[Saved entries]

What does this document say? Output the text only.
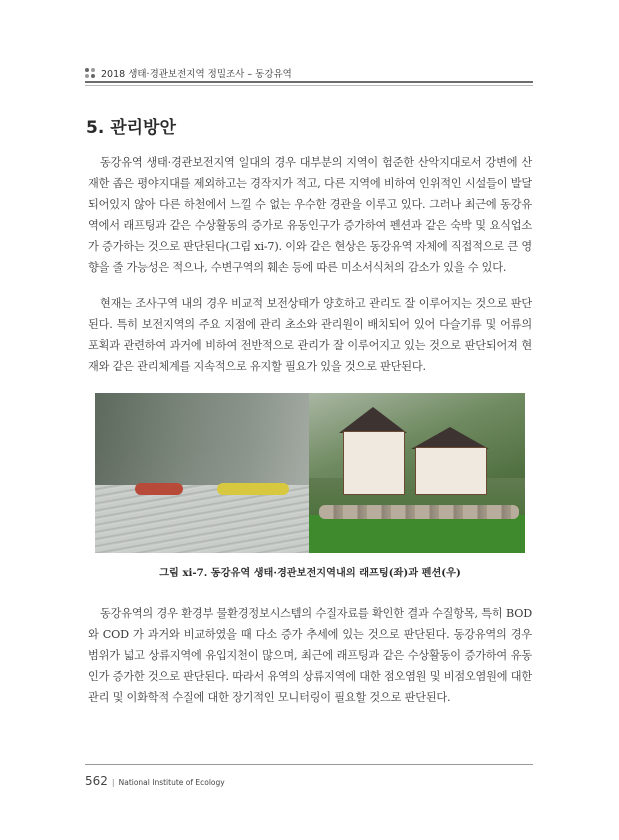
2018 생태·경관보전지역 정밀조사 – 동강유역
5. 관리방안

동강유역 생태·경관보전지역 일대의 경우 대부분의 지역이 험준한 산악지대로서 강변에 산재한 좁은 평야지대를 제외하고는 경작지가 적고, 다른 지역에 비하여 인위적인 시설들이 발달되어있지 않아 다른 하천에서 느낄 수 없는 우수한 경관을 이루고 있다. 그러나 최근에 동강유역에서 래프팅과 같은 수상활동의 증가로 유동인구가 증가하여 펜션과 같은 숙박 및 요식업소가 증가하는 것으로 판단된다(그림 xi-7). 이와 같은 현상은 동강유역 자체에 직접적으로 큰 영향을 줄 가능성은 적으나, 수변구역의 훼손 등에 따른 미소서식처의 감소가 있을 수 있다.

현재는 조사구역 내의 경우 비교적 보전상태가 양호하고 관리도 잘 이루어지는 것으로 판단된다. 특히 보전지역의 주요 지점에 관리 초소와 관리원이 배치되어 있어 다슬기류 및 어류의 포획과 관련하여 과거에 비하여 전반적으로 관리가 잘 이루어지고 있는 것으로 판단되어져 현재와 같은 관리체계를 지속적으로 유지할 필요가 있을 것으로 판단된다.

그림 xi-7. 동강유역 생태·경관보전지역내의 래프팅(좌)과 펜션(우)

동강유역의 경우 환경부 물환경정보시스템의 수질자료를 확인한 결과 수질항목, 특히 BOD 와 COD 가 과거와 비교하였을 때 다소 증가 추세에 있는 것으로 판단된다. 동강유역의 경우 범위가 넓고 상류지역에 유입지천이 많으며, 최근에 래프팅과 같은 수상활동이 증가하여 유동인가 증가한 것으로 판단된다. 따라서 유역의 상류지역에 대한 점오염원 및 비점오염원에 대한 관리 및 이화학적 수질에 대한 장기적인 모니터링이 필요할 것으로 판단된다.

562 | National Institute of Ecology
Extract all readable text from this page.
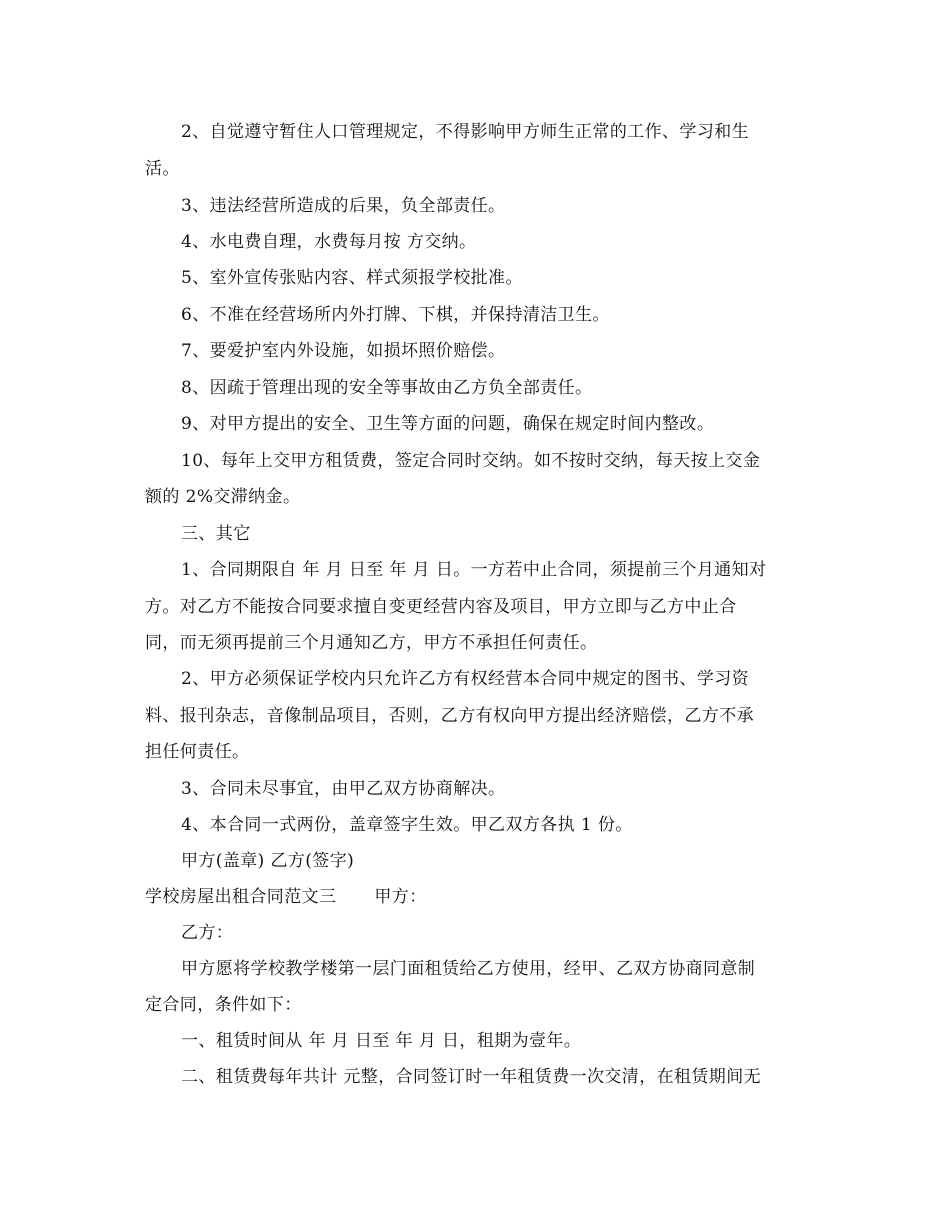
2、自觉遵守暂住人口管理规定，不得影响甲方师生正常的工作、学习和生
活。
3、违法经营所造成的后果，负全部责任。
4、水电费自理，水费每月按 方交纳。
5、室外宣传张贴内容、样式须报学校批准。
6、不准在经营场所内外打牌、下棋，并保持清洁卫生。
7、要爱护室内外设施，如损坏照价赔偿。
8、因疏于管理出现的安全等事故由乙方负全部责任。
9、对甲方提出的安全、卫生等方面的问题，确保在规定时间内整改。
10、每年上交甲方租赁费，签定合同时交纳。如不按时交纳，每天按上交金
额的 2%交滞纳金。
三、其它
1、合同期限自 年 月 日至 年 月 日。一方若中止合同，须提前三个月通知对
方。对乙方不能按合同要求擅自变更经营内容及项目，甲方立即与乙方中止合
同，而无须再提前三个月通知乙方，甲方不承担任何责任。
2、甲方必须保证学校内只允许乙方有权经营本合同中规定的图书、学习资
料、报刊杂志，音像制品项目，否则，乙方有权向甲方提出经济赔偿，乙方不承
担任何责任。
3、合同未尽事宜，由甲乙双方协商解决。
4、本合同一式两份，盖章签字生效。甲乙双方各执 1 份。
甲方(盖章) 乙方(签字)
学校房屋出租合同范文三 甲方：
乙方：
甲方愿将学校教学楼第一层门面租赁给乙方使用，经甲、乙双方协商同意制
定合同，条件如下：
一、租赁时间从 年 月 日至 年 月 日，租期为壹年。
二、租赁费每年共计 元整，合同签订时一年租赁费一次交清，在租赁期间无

YOUR OBJECTIVE
Identify every line where the string "text" appears.

REPLY
What does this document say? Output the text only.
Extract all readable text from this page.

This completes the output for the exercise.